Task instructions: Exclude the pictures, then repeat the remaining data exactly.

[Dataset records on visual material]

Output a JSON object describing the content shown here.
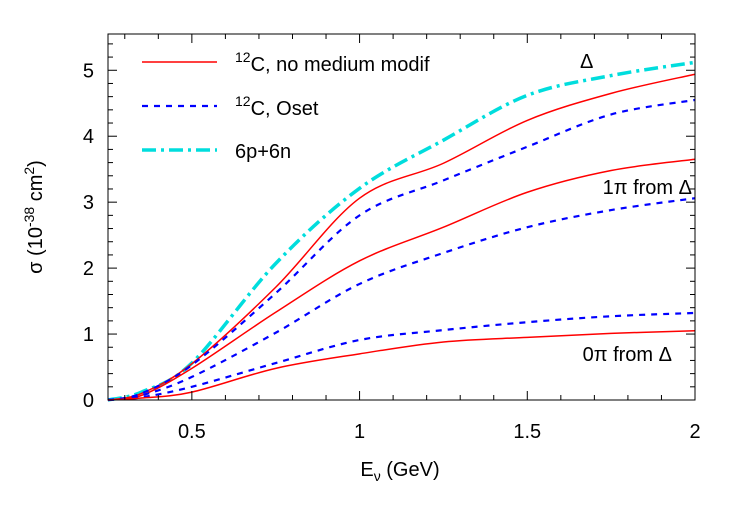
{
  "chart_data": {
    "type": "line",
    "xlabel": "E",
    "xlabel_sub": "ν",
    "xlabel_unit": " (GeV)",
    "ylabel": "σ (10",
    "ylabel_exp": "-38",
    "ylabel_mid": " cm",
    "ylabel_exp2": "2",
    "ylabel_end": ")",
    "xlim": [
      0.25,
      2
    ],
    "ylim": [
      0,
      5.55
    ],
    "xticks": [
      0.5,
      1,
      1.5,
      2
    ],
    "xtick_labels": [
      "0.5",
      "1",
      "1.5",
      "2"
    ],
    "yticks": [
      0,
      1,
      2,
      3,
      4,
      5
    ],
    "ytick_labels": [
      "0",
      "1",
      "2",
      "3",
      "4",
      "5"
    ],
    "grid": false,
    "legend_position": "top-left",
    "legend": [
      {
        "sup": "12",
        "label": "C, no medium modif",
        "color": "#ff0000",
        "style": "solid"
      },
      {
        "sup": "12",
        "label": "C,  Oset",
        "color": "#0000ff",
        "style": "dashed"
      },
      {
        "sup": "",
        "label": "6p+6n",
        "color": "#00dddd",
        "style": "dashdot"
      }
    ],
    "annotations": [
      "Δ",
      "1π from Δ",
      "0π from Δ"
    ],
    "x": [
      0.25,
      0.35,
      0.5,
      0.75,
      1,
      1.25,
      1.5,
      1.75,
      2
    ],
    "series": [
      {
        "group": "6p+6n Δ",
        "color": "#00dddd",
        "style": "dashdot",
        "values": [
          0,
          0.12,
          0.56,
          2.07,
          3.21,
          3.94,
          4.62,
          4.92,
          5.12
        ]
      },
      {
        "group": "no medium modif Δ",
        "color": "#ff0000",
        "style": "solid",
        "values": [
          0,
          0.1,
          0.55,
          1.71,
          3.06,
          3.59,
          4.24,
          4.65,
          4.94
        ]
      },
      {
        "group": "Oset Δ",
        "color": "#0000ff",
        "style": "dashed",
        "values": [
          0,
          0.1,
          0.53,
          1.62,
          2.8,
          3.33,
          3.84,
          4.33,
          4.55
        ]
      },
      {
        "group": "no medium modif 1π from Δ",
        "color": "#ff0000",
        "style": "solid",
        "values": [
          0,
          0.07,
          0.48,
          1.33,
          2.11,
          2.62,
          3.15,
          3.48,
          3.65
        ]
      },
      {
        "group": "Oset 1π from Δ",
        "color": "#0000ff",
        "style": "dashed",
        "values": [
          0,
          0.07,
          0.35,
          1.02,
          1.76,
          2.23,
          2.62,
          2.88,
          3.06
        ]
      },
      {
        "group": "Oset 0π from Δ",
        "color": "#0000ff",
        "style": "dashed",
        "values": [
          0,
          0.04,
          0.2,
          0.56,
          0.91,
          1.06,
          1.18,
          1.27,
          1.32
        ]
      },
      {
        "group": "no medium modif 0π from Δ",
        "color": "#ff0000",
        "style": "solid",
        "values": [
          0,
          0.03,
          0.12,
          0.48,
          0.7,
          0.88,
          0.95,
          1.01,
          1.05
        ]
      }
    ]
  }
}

The reply:
Output a JSON object describing the content shown here.
{
  "chart_data": {
    "type": "line",
    "xlabel": "E",
    "xlabel_sub": "ν",
    "xlabel_unit": " (GeV)",
    "ylabel": "σ (10",
    "ylabel_exp": "-38",
    "ylabel_mid": " cm",
    "ylabel_exp2": "2",
    "ylabel_end": ")",
    "xlim": [
      0.25,
      2
    ],
    "ylim": [
      0,
      5.55
    ],
    "xticks": [
      0.5,
      1,
      1.5,
      2
    ],
    "xtick_labels": [
      "0.5",
      "1",
      "1.5",
      "2"
    ],
    "yticks": [
      0,
      1,
      2,
      3,
      4,
      5
    ],
    "ytick_labels": [
      "0",
      "1",
      "2",
      "3",
      "4",
      "5"
    ],
    "grid": false,
    "legend_position": "top-left",
    "legend": [
      {
        "sup": "12",
        "label": "C, no medium modif",
        "color": "#ff0000",
        "style": "solid"
      },
      {
        "sup": "12",
        "label": "C,  Oset",
        "color": "#0000ff",
        "style": "dashed"
      },
      {
        "sup": "",
        "label": "6p+6n",
        "color": "#00dddd",
        "style": "dashdot"
      }
    ],
    "annotations": [
      "Δ",
      "1π from Δ",
      "0π from Δ"
    ],
    "x": [
      0.25,
      0.35,
      0.5,
      0.75,
      1,
      1.25,
      1.5,
      1.75,
      2
    ],
    "series": [
      {
        "group": "6p+6n Δ",
        "color": "#00dddd",
        "style": "dashdot",
        "values": [
          0,
          0.12,
          0.56,
          2.07,
          3.21,
          3.94,
          4.62,
          4.92,
          5.12
        ]
      },
      {
        "group": "no medium modif Δ",
        "color": "#ff0000",
        "style": "solid",
        "values": [
          0,
          0.1,
          0.55,
          1.71,
          3.06,
          3.59,
          4.24,
          4.65,
          4.94
        ]
      },
      {
        "group": "Oset Δ",
        "color": "#0000ff",
        "style": "dashed",
        "values": [
          0,
          0.1,
          0.53,
          1.62,
          2.8,
          3.33,
          3.84,
          4.33,
          4.55
        ]
      },
      {
        "group": "no medium modif 1π from Δ",
        "color": "#ff0000",
        "style": "solid",
        "values": [
          0,
          0.07,
          0.48,
          1.33,
          2.11,
          2.62,
          3.15,
          3.48,
          3.65
        ]
      },
      {
        "group": "Oset 1π from Δ",
        "color": "#0000ff",
        "style": "dashed",
        "values": [
          0,
          0.07,
          0.35,
          1.02,
          1.76,
          2.23,
          2.62,
          2.88,
          3.06
        ]
      },
      {
        "group": "Oset 0π from Δ",
        "color": "#0000ff",
        "style": "dashed",
        "values": [
          0,
          0.04,
          0.2,
          0.56,
          0.91,
          1.06,
          1.18,
          1.27,
          1.32
        ]
      },
      {
        "group": "no medium modif 0π from Δ",
        "color": "#ff0000",
        "style": "solid",
        "values": [
          0,
          0.03,
          0.12,
          0.48,
          0.7,
          0.88,
          0.95,
          1.01,
          1.05
        ]
      }
    ]
  }
}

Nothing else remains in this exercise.